## START RECORDS

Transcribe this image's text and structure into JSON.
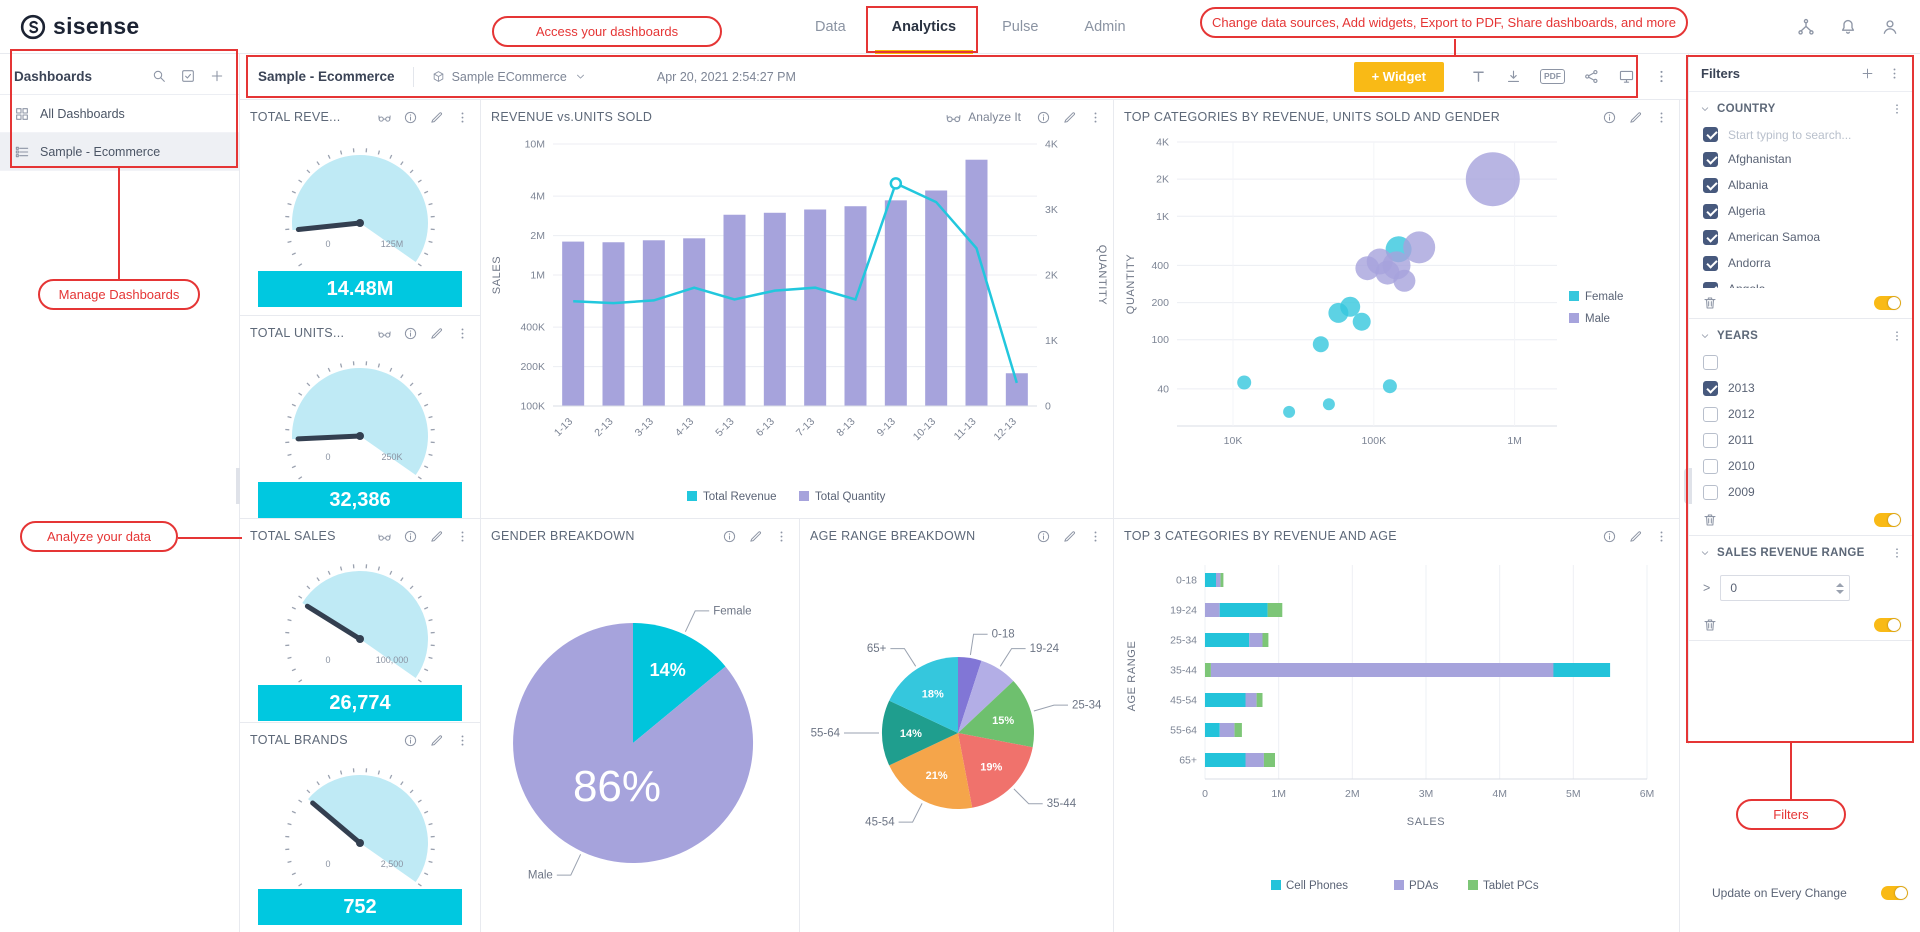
{
  "navbar": {
    "brand": "sisense",
    "tabs": [
      {
        "label": "Data",
        "active": false
      },
      {
        "label": "Analytics",
        "active": true
      },
      {
        "label": "Pulse",
        "active": false
      },
      {
        "label": "Admin",
        "active": false
      }
    ]
  },
  "icons": {
    "navbar": [
      "sitemap-icon",
      "notifications-bell-icon",
      "user-icon"
    ],
    "sidebar_header": [
      "search-icon",
      "checklist-icon",
      "plus-icon"
    ],
    "toolbar": [
      "text-widget-icon",
      "download-icon",
      "pdf-chip",
      "share-icon",
      "tv-icon",
      "more-icon"
    ],
    "widget_header": [
      "analyze-glasses-icon",
      "info-icon",
      "edit-pencil-icon",
      "more-icon"
    ]
  },
  "sidebar": {
    "title": "Dashboards",
    "items": [
      {
        "label": "All Dashboards",
        "selected": false
      },
      {
        "label": "Sample - Ecommerce",
        "selected": true
      }
    ]
  },
  "dash_header": {
    "title": "Sample - Ecommerce",
    "datasource": "Sample ECommerce",
    "timestamp": "Apr 20, 2021 2:54:27 PM",
    "widget_button": "+ Widget",
    "pdf_label": "PDF"
  },
  "annotations": {
    "access": "Access your dashboards",
    "change": "Change data sources, Add widgets, Export to PDF, Share dashboards, and more",
    "manage": "Manage Dashboards",
    "analyze": "Analyze your data",
    "filters": "Filters"
  },
  "widgets": {
    "total_revenue": {
      "title": "TOTAL REVE...",
      "value": "14.48M",
      "value_num": 14480000,
      "min": "0",
      "max": "125M",
      "max_num": 125000000
    },
    "total_units": {
      "title": "TOTAL UNITS...",
      "value": "32,386",
      "value_num": 32386,
      "min": "0",
      "max": "250K",
      "max_num": 250000
    },
    "total_sales": {
      "title": "TOTAL SALES",
      "value": "26,774",
      "value_num": 26774,
      "min": "0",
      "max": "100,000",
      "max_num": 100000
    },
    "total_brands": {
      "title": "TOTAL BRANDS",
      "value": "752",
      "value_num": 752,
      "min": "0",
      "max": "2,500",
      "max_num": 2500
    },
    "revenue_units": {
      "title": "REVENUE vs.UNITS SOLD",
      "analyze_label": "Analyze It"
    },
    "top_categories": {
      "title": "TOP CATEGORIES BY REVENUE, UNITS SOLD AND GENDER"
    },
    "gender": {
      "title": "GENDER BREAKDOWN"
    },
    "age_range": {
      "title": "AGE RANGE BREAKDOWN"
    },
    "top3": {
      "title": "TOP 3 CATEGORIES BY REVENUE AND AGE"
    }
  },
  "filters": {
    "title": "Filters",
    "country": {
      "title": "COUNTRY",
      "select_all": true,
      "search_placeholder": "Start typing to search...",
      "items": [
        {
          "label": "Afghanistan",
          "checked": true
        },
        {
          "label": "Albania",
          "checked": true
        },
        {
          "label": "Algeria",
          "checked": true
        },
        {
          "label": "American Samoa",
          "checked": true
        },
        {
          "label": "Andorra",
          "checked": true
        },
        {
          "label": "Angola",
          "checked": true
        }
      ]
    },
    "years": {
      "title": "YEARS",
      "select_all": false,
      "items": [
        {
          "label": "2013",
          "checked": true
        },
        {
          "label": "2012",
          "checked": false
        },
        {
          "label": "2011",
          "checked": false
        },
        {
          "label": "2010",
          "checked": false
        },
        {
          "label": "2009",
          "checked": false
        }
      ]
    },
    "range": {
      "title": "SALES REVENUE RANGE",
      "operator": ">",
      "value": "0"
    },
    "update_label": "Update on Every Change"
  },
  "chart_data": [
    {
      "id": "revenue_units",
      "type": "bar+line",
      "title": "REVENUE vs.UNITS SOLD",
      "categories": [
        "1-13",
        "2-13",
        "3-13",
        "4-13",
        "5-13",
        "6-13",
        "7-13",
        "8-13",
        "9-13",
        "10-13",
        "11-13",
        "12-13"
      ],
      "left_axis": {
        "label": "SALES",
        "scale": "log",
        "ticks": [
          "100K",
          "200K",
          "400K",
          "1M",
          "2M",
          "4M",
          "10M"
        ],
        "tick_values": [
          100000,
          200000,
          400000,
          1000000,
          2000000,
          4000000,
          10000000
        ],
        "min": 100000,
        "max": 10000000
      },
      "right_axis": {
        "label": "QUANTITY",
        "scale": "linear",
        "ticks": [
          "0",
          "1K",
          "2K",
          "3K",
          "4K"
        ],
        "tick_values": [
          0,
          1000,
          2000,
          3000,
          4000
        ],
        "min": 0,
        "max": 4000
      },
      "series": [
        {
          "name": "Total Revenue",
          "type": "line",
          "axis": "left",
          "color": "#22c7dd",
          "values": [
            630000,
            610000,
            640000,
            800000,
            650000,
            760000,
            800000,
            650000,
            5000000,
            3600000,
            1600000,
            150000
          ]
        },
        {
          "name": "Total Quantity",
          "type": "bar",
          "axis": "right",
          "color": "#a6a3dc",
          "values": [
            2510,
            2500,
            2530,
            2560,
            2920,
            2950,
            3000,
            3050,
            3140,
            3290,
            3760,
            500
          ]
        }
      ],
      "legend_position": "bottom"
    },
    {
      "id": "top_categories",
      "type": "scatter",
      "title": "TOP CATEGORIES BY REVENUE, UNITS SOLD AND GENDER",
      "x_axis": {
        "scale": "log",
        "ticks": [
          "10K",
          "100K",
          "1M"
        ],
        "tick_values": [
          10000,
          100000,
          1000000
        ],
        "min": 4000,
        "max": 2000000
      },
      "y_axis": {
        "label": "QUANTITY",
        "scale": "log",
        "ticks": [
          "40",
          "100",
          "200",
          "400",
          "1K",
          "2K",
          "4K"
        ],
        "tick_values": [
          40,
          100,
          200,
          400,
          1000,
          2000,
          4000
        ],
        "min": 20,
        "max": 4000
      },
      "series": [
        {
          "name": "Female",
          "color": "#35c7dd",
          "points": [
            [
              12000,
              45,
              7
            ],
            [
              25000,
              26,
              6
            ],
            [
              48000,
              30,
              6
            ],
            [
              42000,
              92,
              8
            ],
            [
              56000,
              165,
              10
            ],
            [
              68000,
              185,
              10
            ],
            [
              82000,
              140,
              9
            ],
            [
              130000,
              42,
              7
            ],
            [
              150000,
              540,
              13
            ]
          ]
        },
        {
          "name": "Male",
          "color": "#a6a3dc",
          "points": [
            [
              90000,
              380,
              12
            ],
            [
              110000,
              430,
              13
            ],
            [
              125000,
              350,
              12
            ],
            [
              145000,
              400,
              14
            ],
            [
              165000,
              300,
              11
            ],
            [
              210000,
              560,
              16
            ],
            [
              700000,
              2000,
              27
            ]
          ]
        }
      ],
      "legend_position": "right"
    },
    {
      "id": "gender",
      "type": "pie",
      "title": "GENDER BREAKDOWN",
      "slices": [
        {
          "label": "Female",
          "value": 14,
          "color": "#00c5dc",
          "pct_label": "14%"
        },
        {
          "label": "Male",
          "value": 86,
          "color": "#a6a3dc",
          "pct_label": "86%"
        }
      ]
    },
    {
      "id": "age_range",
      "type": "pie",
      "title": "AGE RANGE BREAKDOWN",
      "slices": [
        {
          "label": "0-18",
          "value": 5,
          "color": "#8176d6",
          "pct_label": ""
        },
        {
          "label": "19-24",
          "value": 8,
          "color": "#b3aee6",
          "pct_label": ""
        },
        {
          "label": "25-34",
          "value": 15,
          "color": "#6ec06e",
          "pct_label": "15%"
        },
        {
          "label": "35-44",
          "value": 19,
          "color": "#f0726c",
          "pct_label": "19%"
        },
        {
          "label": "45-54",
          "value": 21,
          "color": "#f5a54a",
          "pct_label": "21%"
        },
        {
          "label": "55-64",
          "value": 14,
          "color": "#1f9e8e",
          "pct_label": "14%"
        },
        {
          "label": "65+",
          "value": 18,
          "color": "#35c7dd",
          "pct_label": "18%"
        }
      ]
    },
    {
      "id": "top3",
      "type": "stacked_bar_h",
      "title": "TOP 3 CATEGORIES BY REVENUE AND AGE",
      "categories": [
        "0-18",
        "19-24",
        "25-34",
        "35-44",
        "45-54",
        "55-64",
        "65+"
      ],
      "x_axis": {
        "label": "SALES",
        "ticks": [
          "0",
          "1M",
          "2M",
          "3M",
          "4M",
          "5M",
          "6M"
        ],
        "tick_values": [
          0,
          1000000,
          2000000,
          3000000,
          4000000,
          5000000,
          6000000
        ],
        "min": 0,
        "max": 6000000
      },
      "y_label": "AGE RANGE",
      "legend": [
        {
          "name": "Cell Phones",
          "color": "#23c3da"
        },
        {
          "name": "PDAs",
          "color": "#a6a3dc"
        },
        {
          "name": "Tablet PCs",
          "color": "#7dc677"
        }
      ],
      "rows": [
        {
          "label": "0-18",
          "segments": [
            {
              "series": "Cell Phones",
              "value": 150000
            },
            {
              "series": "PDAs",
              "value": 60000
            },
            {
              "series": "Tablet PCs",
              "value": 40000
            }
          ]
        },
        {
          "label": "19-24",
          "segments": [
            {
              "series": "PDAs",
              "value": 200000
            },
            {
              "series": "Cell Phones",
              "value": 650000
            },
            {
              "series": "Tablet PCs",
              "value": 200000
            }
          ]
        },
        {
          "label": "25-34",
          "segments": [
            {
              "series": "Cell Phones",
              "value": 600000
            },
            {
              "series": "PDAs",
              "value": 180000
            },
            {
              "series": "Tablet PCs",
              "value": 80000
            }
          ]
        },
        {
          "label": "35-44",
          "segments": [
            {
              "series": "Tablet PCs",
              "value": 80000
            },
            {
              "series": "PDAs",
              "value": 4650000
            },
            {
              "series": "Cell Phones",
              "value": 770000
            }
          ]
        },
        {
          "label": "45-54",
          "segments": [
            {
              "series": "Cell Phones",
              "value": 550000
            },
            {
              "series": "PDAs",
              "value": 150000
            },
            {
              "series": "Tablet PCs",
              "value": 80000
            }
          ]
        },
        {
          "label": "55-64",
          "segments": [
            {
              "series": "Cell Phones",
              "value": 200000
            },
            {
              "series": "PDAs",
              "value": 200000
            },
            {
              "series": "Tablet PCs",
              "value": 100000
            }
          ]
        },
        {
          "label": "65+",
          "segments": [
            {
              "series": "Cell Phones",
              "value": 550000
            },
            {
              "series": "PDAs",
              "value": 250000
            },
            {
              "series": "Tablet PCs",
              "value": 150000
            }
          ]
        }
      ]
    }
  ]
}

## END RECORDS

■ **TASK DIRECTIONS**:
Look through the entries and find each line that has the string "text". Copy those lines.

■ **THE RESPONSE**:
Transcribe this image's text and structure into JSON.
      "text-widget-icon",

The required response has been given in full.